■ GOAL: Identify the lines that contain the word "from", then copy them.
[Start INPUT MATERIAL]
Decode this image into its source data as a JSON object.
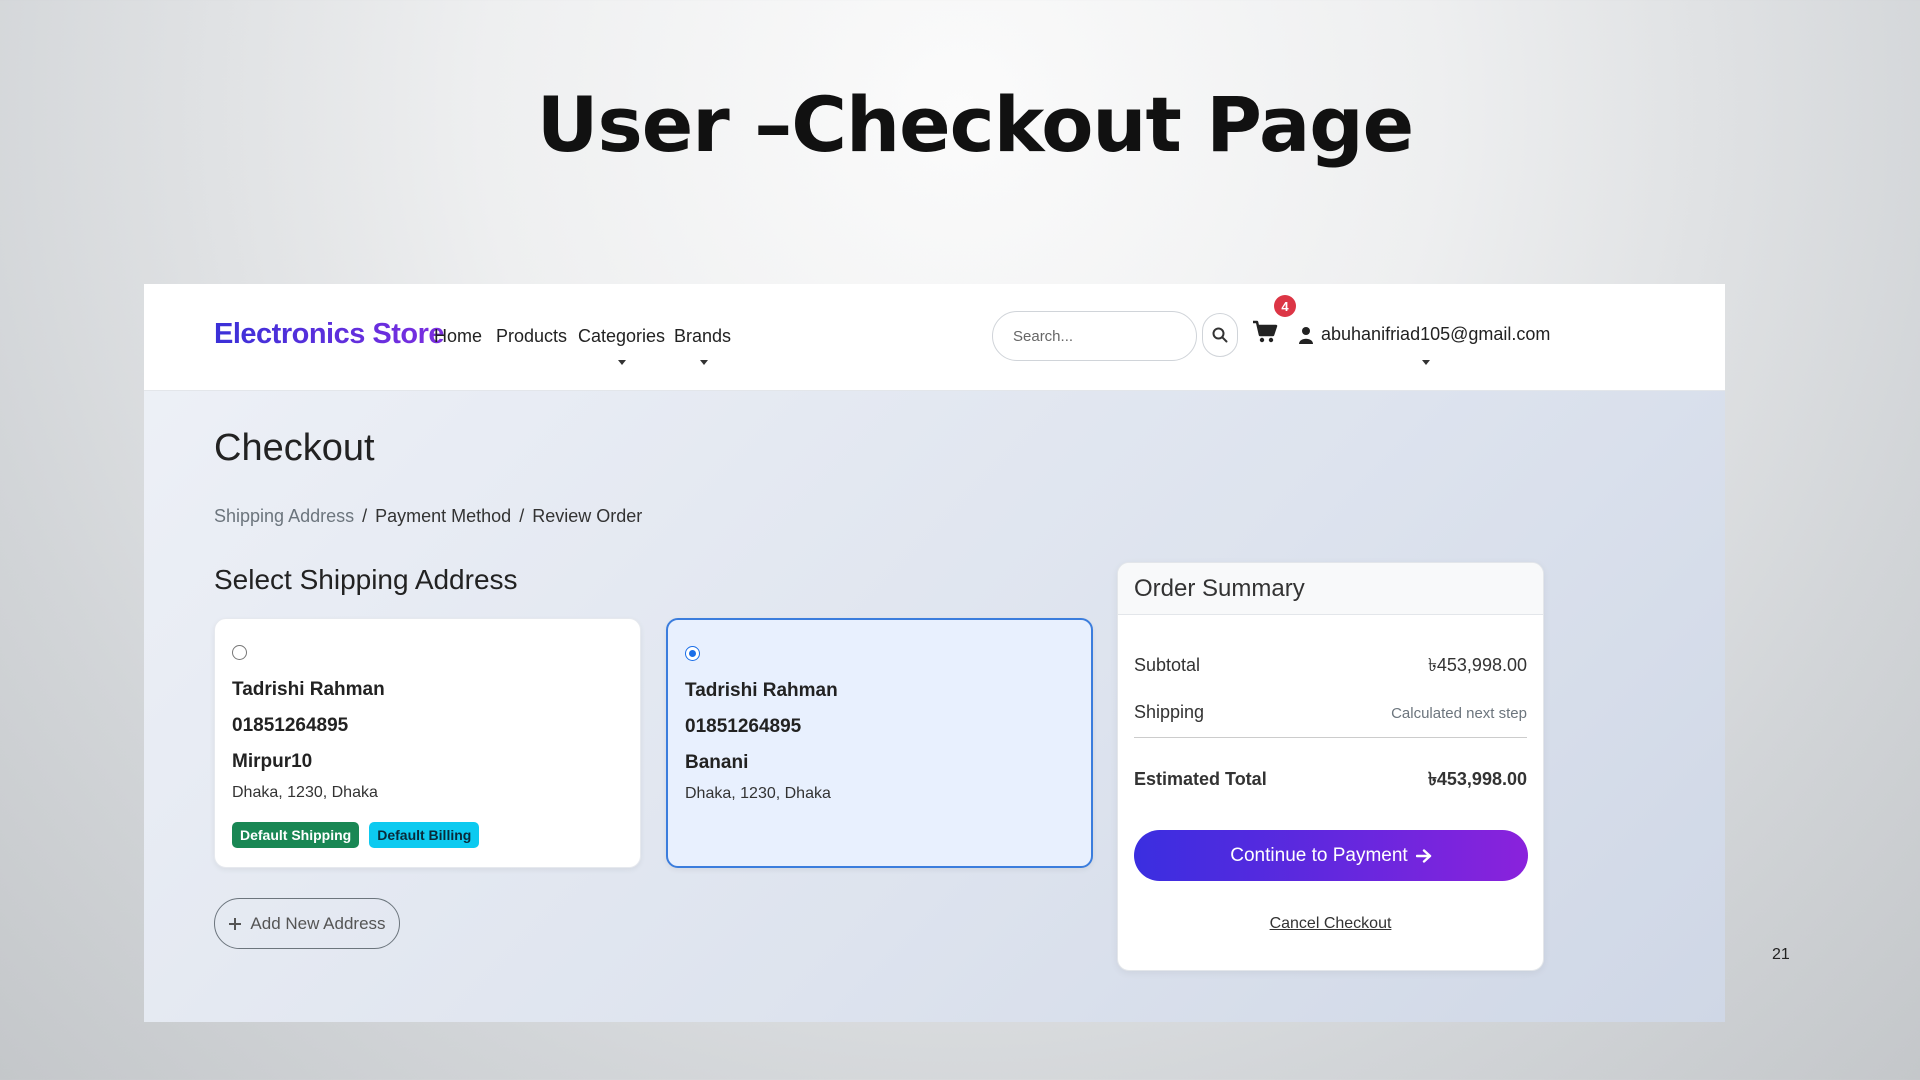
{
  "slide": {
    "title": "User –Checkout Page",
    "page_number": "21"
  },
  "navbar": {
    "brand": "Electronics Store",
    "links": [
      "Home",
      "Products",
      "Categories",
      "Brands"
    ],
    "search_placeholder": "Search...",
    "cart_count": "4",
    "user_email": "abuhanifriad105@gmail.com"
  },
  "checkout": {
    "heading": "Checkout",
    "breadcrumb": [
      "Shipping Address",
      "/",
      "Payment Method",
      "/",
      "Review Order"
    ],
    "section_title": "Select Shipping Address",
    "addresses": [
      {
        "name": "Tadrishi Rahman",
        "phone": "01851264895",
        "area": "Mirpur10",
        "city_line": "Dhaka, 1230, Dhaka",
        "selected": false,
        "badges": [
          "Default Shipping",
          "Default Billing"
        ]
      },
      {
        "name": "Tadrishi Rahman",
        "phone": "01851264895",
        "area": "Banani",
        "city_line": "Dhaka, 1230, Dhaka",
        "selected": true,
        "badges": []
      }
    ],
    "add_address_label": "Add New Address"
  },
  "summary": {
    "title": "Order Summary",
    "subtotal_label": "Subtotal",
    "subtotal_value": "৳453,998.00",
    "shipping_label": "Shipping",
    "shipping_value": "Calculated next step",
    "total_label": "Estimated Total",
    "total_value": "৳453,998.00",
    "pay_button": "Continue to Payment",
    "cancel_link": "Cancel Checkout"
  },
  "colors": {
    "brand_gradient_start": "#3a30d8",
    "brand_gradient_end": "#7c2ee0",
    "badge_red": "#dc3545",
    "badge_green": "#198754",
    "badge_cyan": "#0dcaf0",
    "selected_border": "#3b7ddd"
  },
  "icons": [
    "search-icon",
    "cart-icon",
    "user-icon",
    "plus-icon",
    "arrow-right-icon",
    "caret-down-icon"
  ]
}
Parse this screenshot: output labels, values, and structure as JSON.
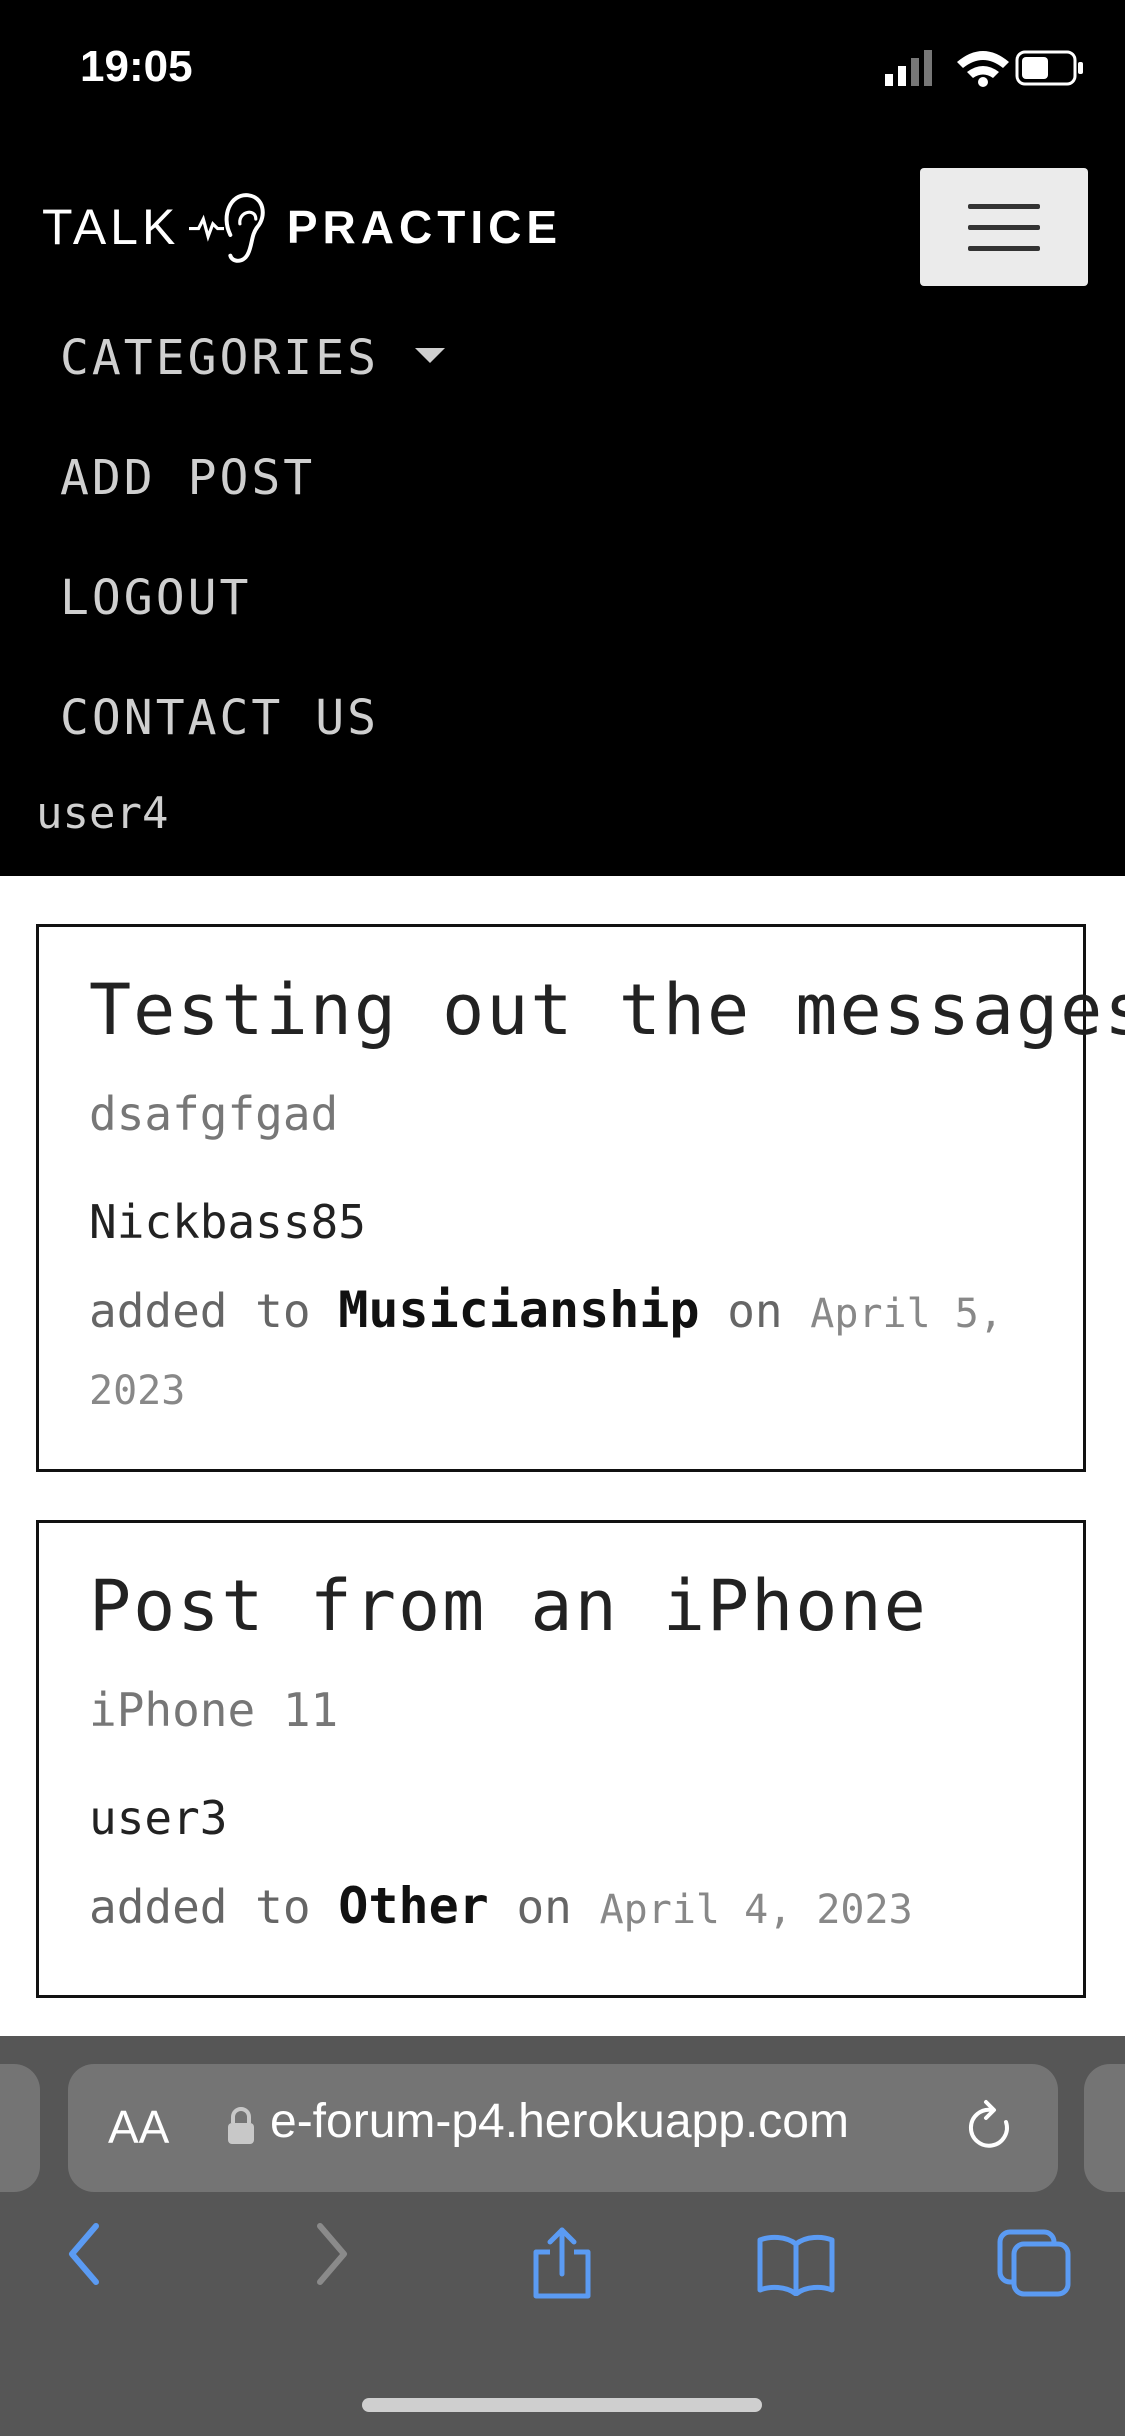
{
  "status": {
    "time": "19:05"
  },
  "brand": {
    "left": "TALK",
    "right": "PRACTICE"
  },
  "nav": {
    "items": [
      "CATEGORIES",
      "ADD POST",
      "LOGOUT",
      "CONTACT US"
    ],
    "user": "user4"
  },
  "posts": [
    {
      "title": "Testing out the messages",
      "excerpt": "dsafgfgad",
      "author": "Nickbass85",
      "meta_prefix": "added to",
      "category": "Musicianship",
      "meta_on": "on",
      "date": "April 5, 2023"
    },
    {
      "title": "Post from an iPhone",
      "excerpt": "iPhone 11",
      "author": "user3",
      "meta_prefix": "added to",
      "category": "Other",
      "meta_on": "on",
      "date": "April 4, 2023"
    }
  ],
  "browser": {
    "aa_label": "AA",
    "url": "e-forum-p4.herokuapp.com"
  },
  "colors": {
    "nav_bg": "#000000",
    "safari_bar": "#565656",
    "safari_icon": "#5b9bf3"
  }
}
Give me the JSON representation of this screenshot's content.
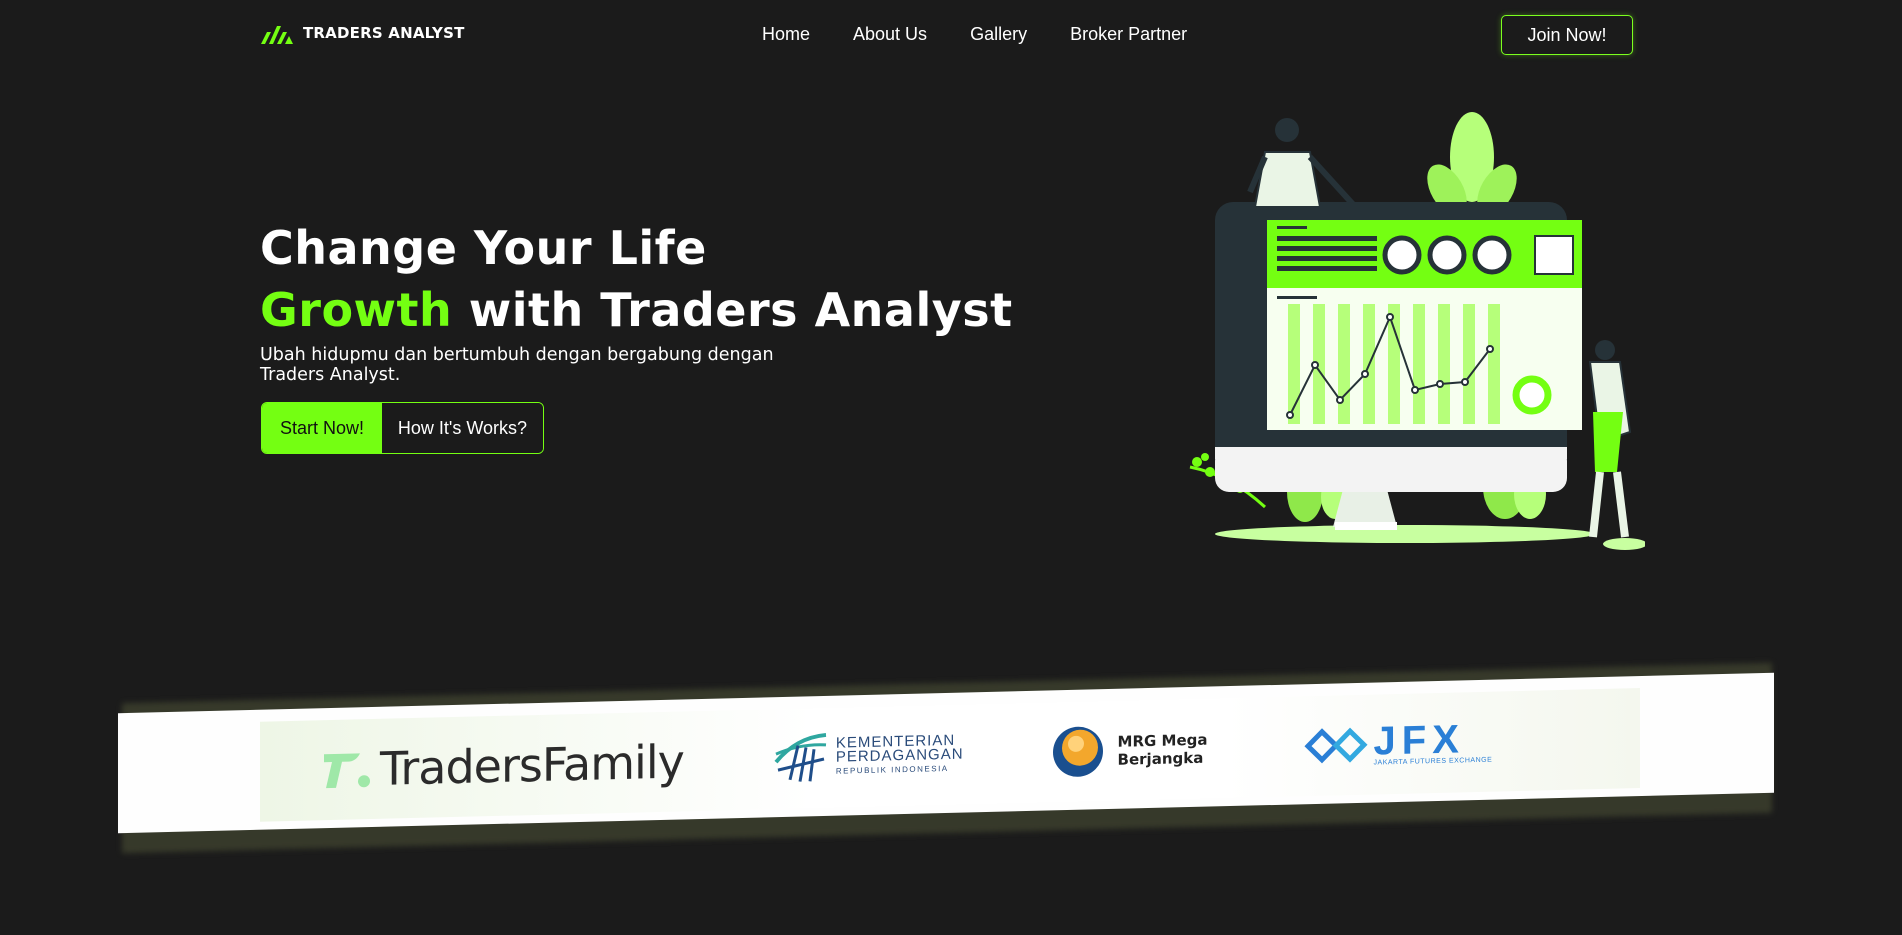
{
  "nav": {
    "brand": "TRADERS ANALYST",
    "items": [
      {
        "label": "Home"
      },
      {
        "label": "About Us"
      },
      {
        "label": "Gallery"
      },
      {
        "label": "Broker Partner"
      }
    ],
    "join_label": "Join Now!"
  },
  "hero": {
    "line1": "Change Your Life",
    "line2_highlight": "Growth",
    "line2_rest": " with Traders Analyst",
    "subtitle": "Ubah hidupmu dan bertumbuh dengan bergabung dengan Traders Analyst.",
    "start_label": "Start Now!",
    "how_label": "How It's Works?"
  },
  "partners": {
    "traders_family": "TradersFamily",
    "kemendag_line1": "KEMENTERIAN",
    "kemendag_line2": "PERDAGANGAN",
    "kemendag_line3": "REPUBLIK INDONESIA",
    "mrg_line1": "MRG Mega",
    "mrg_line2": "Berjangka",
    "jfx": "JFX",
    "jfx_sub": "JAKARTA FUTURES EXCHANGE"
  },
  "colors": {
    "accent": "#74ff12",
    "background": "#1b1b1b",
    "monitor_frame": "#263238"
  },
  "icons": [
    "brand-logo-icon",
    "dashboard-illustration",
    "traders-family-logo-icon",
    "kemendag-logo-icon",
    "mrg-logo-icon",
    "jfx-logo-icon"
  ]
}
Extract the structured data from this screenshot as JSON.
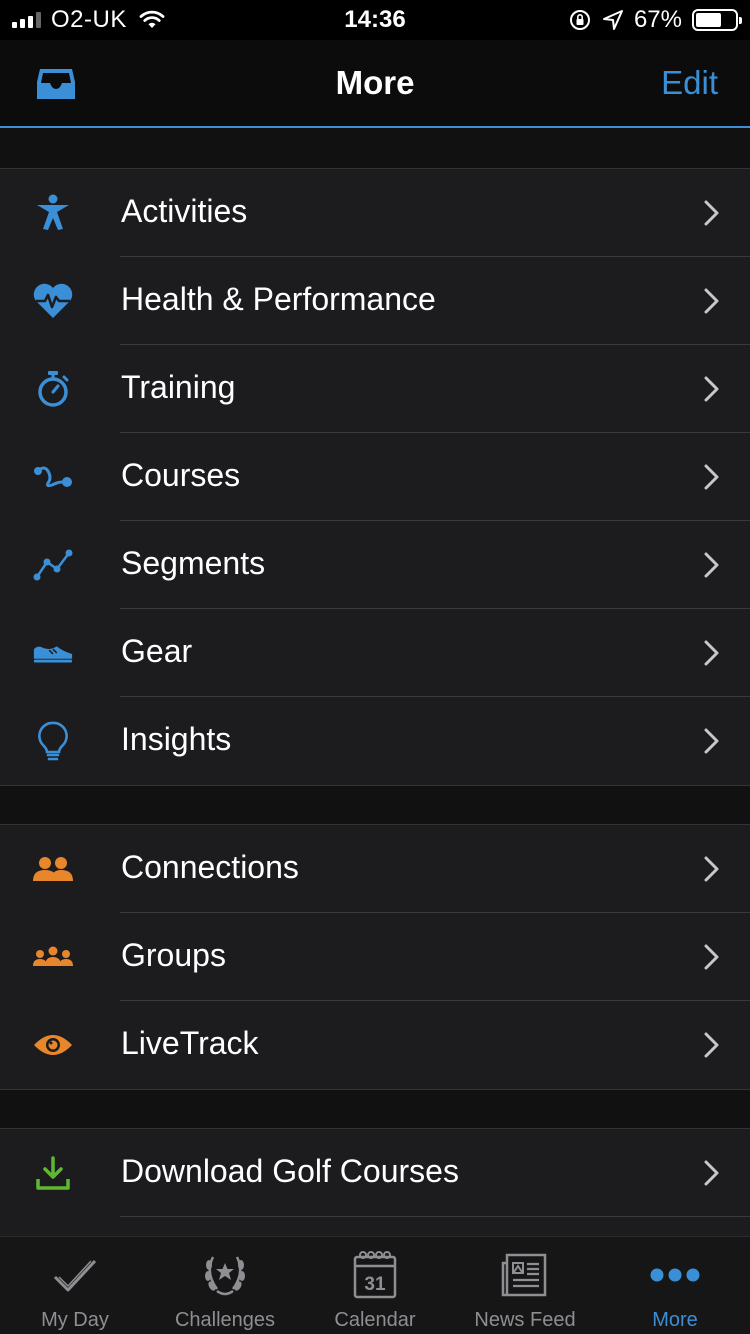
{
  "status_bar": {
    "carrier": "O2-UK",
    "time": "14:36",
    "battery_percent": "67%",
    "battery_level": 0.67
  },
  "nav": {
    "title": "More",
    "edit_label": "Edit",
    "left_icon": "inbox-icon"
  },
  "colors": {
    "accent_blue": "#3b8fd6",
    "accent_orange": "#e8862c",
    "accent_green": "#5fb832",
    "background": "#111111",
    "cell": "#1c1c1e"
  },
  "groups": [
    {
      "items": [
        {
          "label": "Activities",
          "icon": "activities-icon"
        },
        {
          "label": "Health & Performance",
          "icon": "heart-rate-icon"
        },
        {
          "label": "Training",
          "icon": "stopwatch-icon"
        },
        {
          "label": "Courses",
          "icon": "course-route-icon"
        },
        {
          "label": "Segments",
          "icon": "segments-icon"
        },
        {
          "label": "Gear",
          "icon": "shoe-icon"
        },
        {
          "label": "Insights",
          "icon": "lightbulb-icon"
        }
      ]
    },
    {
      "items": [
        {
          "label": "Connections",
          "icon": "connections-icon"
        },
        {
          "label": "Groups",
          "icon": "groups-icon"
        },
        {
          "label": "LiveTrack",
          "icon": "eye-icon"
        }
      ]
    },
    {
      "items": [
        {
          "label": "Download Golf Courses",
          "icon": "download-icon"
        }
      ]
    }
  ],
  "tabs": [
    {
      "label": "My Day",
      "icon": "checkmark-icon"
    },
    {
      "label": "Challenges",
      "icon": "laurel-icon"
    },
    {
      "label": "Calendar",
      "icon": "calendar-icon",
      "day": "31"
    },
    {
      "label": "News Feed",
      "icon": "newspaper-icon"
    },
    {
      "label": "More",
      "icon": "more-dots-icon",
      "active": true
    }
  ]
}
[End INPUT MATERIAL]
■ TASK RESULT:
      "title": "Post from an iPhone",
Extract the structured data from this screenshot as JSON.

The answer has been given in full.